**Exercise**
Please print everything in the project write-up below from "How it's built" down to "page through ports.", word for word.

**Excerpt to read**
····················
De Prado — finance in ML as explorable knowledge
My experiment and research: turn a dense book on financial ML into a tool you can play with and test ideas against. Here's why, and the decisions behind it.
Why
"Advances in Financial Machine Learning" by Marcos López de Prado is a dense book: formulas, algorithms, non-obvious techniques. Reading it passively means carrying away almost nothing. I wanted to test the idea of explorable explanations: what if you turn anemic text into a working instrument for exploration — one where a technique from the book can be not just read, but turned by hand so you feel how it behaves.
This is my personal experiment and at the same time research — both into the domain (the structure of financial data) and into the format of presenting knowledge. The pedagogical bar I set myself: a good explorable doesn't illustrate, it lets you create — it carries the reader along the path "understanding → action → new knowledge".
How it's built
The site is built on Astro: the prose is static (formulas render through KaTeX at build time, the styling is in the Tufte spirit with margin notes), and JavaScript loads only where there's interactivity. The interactive "islands" are written in Elm (InfoBars, ReturnsDist, ImbalanceClock); a thin glue layer in TypeScript registers each Elm module and wires it to the page through ports.
On top of that — a few of my own Astro components: Explorable (the island card), Drive (controlling a widget's state from the text), RunJS (code runnable right in the page), Margin (margin notes), ImbalanceFig (SVG built at build time).
Drive component.Decisions I made on this project
Islands, not an SPA
By default the page is text and formulas rendered statically. Interactivity arrives as pinpoint islands where it's needed, rather than wrapping the whole site in an application.
Why: the genre here is reading, not "an app". The prose has no reason to pay for a framework's runtime; the formulas should be visible and indexed immediately, without waiting for JS. Astro islands give exactly that — the static content is fast, and the heavy interactivity is isolated within its own boundaries.
Widgets — in Elm
Each island is an Elm program along the TEA architecture, plugged in through ports.
Why: an island is a small stateful application (sliders, modes, chart redraws), and this is exactly where the cost of a state bug is high. Elm gives a guarantee at the compiler level: no null/undefined, an incorrect state simply doesn't assemble. For interactivity that has to work reliably unattended, that's an ideal trade — and at the same time a check of the thesis that the functional approach pays off in practice.
····················
**Dataset content**
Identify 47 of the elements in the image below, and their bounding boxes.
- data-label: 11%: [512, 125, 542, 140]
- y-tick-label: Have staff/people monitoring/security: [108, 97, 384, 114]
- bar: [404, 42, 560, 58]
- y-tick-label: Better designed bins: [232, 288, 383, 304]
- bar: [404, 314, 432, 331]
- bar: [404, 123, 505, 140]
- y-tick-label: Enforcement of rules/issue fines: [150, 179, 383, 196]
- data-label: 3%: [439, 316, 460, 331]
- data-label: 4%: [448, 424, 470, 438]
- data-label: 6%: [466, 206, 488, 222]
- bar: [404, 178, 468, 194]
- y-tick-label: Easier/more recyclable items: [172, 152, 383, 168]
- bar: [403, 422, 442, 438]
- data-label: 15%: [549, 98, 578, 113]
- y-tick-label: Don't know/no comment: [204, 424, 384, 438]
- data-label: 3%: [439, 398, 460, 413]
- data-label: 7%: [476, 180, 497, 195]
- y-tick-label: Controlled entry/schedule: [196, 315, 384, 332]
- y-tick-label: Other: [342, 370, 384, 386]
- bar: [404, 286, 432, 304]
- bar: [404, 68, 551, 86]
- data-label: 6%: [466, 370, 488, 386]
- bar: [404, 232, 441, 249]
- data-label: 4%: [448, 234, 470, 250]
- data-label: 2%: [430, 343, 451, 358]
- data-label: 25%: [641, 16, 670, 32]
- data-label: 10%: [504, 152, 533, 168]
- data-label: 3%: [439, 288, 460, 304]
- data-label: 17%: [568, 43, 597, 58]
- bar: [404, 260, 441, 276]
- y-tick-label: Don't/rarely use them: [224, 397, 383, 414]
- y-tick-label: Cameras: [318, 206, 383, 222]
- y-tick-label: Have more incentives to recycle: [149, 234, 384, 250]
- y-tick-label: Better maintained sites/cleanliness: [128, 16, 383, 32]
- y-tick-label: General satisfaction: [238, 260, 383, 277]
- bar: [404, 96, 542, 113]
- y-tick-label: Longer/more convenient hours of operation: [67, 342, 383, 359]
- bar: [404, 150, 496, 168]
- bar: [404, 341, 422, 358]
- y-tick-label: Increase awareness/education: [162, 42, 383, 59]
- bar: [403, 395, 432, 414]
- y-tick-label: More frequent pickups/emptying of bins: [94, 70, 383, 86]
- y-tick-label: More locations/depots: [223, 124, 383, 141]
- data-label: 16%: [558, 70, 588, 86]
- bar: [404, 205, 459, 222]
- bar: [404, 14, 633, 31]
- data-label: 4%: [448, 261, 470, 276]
····················
**Task response**
How it's built
The site is built on Astro: the prose is static (formulas render through KaTeX at build time, the styling is in the Tufte spirit with margin notes), and JavaScript loads only where there's interactivity. The interactive "islands" are written in Elm (InfoBars, ReturnsDist, ImbalanceClock); a thin glue layer in TypeScript registers each Elm module and wires it to the page through ports.